Entries supplied ->
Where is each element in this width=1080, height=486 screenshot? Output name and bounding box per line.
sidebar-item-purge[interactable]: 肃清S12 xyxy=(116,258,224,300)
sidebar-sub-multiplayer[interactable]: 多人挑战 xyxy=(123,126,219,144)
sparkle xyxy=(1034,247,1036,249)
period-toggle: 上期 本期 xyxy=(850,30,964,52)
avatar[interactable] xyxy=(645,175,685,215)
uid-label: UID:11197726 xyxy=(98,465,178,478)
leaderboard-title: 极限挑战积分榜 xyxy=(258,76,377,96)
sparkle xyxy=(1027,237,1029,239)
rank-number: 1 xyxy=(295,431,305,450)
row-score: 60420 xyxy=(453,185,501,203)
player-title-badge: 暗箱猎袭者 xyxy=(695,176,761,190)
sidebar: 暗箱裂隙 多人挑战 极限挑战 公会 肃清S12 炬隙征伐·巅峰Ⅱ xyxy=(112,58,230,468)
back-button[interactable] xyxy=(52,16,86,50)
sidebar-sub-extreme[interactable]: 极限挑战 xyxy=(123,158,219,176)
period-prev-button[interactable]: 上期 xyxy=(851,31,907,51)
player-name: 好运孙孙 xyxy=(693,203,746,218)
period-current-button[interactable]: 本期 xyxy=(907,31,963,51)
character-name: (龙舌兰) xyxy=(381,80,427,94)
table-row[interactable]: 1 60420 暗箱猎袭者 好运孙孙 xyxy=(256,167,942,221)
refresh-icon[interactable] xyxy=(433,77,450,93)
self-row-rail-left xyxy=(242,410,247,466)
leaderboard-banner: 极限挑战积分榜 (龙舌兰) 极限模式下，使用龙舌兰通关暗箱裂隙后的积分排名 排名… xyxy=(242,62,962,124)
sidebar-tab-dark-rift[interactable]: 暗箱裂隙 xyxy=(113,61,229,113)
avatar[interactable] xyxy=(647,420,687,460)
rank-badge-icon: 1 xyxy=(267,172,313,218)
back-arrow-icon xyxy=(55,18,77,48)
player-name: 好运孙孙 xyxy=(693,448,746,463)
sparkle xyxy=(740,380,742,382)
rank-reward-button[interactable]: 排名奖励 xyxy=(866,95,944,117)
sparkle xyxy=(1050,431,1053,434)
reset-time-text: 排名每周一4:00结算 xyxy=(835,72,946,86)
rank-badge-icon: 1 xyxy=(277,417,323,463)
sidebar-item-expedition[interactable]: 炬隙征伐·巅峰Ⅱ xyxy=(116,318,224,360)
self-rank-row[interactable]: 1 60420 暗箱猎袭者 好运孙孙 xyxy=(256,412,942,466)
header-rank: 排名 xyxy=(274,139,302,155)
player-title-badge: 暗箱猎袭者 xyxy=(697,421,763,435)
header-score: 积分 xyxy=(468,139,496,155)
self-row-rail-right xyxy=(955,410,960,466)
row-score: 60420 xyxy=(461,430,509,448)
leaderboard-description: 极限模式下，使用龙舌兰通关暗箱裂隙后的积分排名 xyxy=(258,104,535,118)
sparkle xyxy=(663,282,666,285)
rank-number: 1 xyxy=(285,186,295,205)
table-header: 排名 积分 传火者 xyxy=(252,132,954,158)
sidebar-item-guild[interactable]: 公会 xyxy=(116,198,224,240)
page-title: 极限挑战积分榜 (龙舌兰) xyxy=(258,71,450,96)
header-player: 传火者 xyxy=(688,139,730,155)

Task details ->
Count how many lines above contain the string "button", treating uppercase and lowercase as different. Reply with the number only.

Written solution ->
4